- _What the task asks_
Look for the word "this" in the entries below, then copy every line that has it.

- _Data lines_
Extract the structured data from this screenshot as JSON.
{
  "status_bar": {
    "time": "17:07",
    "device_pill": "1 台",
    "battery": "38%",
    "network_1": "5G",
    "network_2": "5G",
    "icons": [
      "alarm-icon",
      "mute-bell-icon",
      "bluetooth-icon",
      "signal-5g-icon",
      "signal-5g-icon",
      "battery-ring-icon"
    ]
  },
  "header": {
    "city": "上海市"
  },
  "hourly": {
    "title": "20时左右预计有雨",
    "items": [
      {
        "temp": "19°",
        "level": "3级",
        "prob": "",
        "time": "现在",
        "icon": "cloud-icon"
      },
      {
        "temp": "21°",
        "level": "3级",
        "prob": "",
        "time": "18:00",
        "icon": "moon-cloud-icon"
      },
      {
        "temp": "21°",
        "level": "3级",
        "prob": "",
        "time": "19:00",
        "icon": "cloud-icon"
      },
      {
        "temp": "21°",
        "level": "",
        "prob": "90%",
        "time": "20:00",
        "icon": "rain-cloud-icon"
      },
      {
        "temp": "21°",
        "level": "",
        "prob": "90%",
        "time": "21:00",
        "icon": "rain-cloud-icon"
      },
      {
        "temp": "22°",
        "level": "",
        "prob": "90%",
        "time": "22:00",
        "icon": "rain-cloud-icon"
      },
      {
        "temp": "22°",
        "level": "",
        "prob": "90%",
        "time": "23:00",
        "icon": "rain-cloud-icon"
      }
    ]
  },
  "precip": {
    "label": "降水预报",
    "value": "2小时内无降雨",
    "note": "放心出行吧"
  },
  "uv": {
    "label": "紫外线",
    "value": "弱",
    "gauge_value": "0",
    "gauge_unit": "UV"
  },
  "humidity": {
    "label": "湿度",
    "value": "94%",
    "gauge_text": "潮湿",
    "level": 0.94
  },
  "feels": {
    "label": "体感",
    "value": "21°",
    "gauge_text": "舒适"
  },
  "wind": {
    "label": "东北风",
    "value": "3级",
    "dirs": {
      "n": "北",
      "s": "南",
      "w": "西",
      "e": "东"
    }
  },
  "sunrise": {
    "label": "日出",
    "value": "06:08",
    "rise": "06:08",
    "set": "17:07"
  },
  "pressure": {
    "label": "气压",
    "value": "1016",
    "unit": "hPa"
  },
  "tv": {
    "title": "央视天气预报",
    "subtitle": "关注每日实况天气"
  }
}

...

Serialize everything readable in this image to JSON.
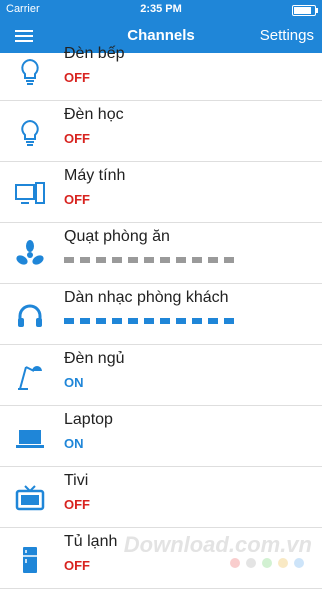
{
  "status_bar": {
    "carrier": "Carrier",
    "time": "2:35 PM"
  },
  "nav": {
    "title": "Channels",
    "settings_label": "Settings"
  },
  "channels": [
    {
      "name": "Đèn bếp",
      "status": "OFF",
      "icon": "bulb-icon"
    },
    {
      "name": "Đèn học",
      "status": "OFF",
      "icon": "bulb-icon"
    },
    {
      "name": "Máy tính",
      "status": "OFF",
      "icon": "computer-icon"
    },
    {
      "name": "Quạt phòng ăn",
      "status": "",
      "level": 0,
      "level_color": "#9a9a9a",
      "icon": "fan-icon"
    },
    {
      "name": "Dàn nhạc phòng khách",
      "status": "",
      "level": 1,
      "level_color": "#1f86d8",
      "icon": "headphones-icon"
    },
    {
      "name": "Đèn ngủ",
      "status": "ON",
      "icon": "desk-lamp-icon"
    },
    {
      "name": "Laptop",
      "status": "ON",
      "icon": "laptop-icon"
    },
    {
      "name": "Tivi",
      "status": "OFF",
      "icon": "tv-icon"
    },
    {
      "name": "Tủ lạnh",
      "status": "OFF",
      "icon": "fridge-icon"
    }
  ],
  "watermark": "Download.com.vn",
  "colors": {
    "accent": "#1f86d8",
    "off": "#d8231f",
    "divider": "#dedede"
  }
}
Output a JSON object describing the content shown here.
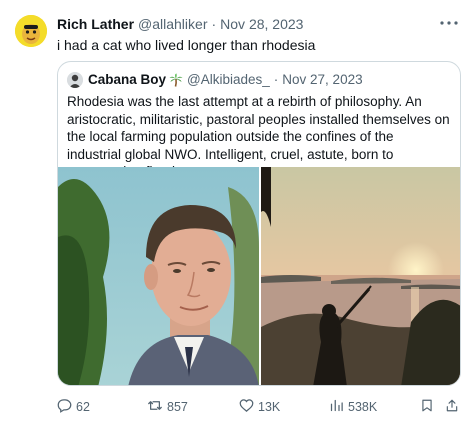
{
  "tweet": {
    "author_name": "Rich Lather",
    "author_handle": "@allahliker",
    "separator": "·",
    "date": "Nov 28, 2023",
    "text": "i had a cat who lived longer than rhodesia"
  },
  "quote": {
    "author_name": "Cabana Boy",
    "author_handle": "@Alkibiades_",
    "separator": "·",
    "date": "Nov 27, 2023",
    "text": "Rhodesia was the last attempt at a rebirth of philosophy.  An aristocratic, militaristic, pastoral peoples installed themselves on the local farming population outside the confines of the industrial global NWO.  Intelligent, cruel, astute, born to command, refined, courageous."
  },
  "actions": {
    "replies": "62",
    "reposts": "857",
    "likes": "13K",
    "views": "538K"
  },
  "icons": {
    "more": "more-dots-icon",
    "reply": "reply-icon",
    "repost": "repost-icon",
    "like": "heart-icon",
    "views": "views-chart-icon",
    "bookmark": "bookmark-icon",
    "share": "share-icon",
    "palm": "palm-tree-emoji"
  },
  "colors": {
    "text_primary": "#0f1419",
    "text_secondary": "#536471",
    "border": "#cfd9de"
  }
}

- _Task solution_
Extract the structured data from this screenshot as JSON.
Serialize everything readable in this image to JSON.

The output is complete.